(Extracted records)
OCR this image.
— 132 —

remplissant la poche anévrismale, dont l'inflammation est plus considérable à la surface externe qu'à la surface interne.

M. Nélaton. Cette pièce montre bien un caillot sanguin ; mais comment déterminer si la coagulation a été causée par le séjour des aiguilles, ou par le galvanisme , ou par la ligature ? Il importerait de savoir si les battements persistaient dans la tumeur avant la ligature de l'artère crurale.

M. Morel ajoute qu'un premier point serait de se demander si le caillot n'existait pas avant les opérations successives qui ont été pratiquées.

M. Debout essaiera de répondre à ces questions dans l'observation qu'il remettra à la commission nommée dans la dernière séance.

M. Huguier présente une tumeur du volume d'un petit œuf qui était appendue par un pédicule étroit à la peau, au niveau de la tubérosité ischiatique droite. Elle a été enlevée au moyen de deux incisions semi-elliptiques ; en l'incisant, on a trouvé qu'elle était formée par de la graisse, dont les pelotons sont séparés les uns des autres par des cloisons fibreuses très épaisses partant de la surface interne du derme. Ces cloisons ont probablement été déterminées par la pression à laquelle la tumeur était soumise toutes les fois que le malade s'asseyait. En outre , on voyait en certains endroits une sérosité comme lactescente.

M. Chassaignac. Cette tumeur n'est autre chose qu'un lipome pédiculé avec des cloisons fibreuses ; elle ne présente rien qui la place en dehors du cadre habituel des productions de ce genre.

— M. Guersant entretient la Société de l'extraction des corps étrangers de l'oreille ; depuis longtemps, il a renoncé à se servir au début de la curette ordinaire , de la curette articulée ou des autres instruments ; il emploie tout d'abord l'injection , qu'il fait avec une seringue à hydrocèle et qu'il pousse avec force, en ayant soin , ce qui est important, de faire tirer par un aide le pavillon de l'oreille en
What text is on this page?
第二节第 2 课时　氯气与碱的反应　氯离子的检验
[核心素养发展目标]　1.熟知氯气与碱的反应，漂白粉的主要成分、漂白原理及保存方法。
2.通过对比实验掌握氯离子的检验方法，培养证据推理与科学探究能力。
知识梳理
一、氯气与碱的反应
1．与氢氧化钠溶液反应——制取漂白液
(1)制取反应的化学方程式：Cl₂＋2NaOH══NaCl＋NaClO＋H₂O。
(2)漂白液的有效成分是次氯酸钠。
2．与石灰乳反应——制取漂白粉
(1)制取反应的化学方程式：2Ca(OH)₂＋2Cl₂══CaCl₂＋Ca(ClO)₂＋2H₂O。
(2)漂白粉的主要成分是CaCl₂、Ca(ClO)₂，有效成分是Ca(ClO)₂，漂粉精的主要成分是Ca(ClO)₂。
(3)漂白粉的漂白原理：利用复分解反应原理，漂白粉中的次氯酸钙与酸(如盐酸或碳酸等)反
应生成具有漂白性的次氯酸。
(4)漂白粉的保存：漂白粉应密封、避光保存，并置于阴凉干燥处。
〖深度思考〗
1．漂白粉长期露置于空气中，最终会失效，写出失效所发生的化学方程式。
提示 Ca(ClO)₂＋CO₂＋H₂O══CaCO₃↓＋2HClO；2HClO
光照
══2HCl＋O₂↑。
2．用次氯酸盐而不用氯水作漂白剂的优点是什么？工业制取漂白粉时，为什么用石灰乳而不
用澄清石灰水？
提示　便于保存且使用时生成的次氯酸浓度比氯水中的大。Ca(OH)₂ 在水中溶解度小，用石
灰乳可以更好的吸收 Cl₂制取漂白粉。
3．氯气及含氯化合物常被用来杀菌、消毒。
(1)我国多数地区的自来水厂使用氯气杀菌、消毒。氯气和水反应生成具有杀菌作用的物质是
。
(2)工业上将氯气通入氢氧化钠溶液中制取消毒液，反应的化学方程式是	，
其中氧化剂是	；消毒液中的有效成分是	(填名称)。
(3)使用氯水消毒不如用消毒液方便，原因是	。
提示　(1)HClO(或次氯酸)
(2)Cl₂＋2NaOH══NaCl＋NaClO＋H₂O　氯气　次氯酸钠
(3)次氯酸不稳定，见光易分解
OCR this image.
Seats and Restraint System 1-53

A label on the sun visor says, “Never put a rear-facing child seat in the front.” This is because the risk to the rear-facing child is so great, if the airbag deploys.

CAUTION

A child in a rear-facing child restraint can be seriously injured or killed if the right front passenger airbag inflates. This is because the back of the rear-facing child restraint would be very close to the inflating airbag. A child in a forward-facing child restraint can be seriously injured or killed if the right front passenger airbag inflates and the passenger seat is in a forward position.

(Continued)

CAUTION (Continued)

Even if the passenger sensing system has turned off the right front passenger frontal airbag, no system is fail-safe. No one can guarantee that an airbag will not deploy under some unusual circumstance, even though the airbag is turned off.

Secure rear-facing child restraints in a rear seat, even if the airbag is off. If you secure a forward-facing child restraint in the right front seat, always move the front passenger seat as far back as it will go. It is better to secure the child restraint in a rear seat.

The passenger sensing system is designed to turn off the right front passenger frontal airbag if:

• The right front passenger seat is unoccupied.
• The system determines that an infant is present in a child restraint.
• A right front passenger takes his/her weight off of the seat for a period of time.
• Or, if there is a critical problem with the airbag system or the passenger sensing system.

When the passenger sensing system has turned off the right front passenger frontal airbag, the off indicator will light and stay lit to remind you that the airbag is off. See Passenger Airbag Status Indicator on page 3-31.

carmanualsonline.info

* **Task to complete**: Count how many lines contain "NaClO" and give only that count.

* **Task result**: 2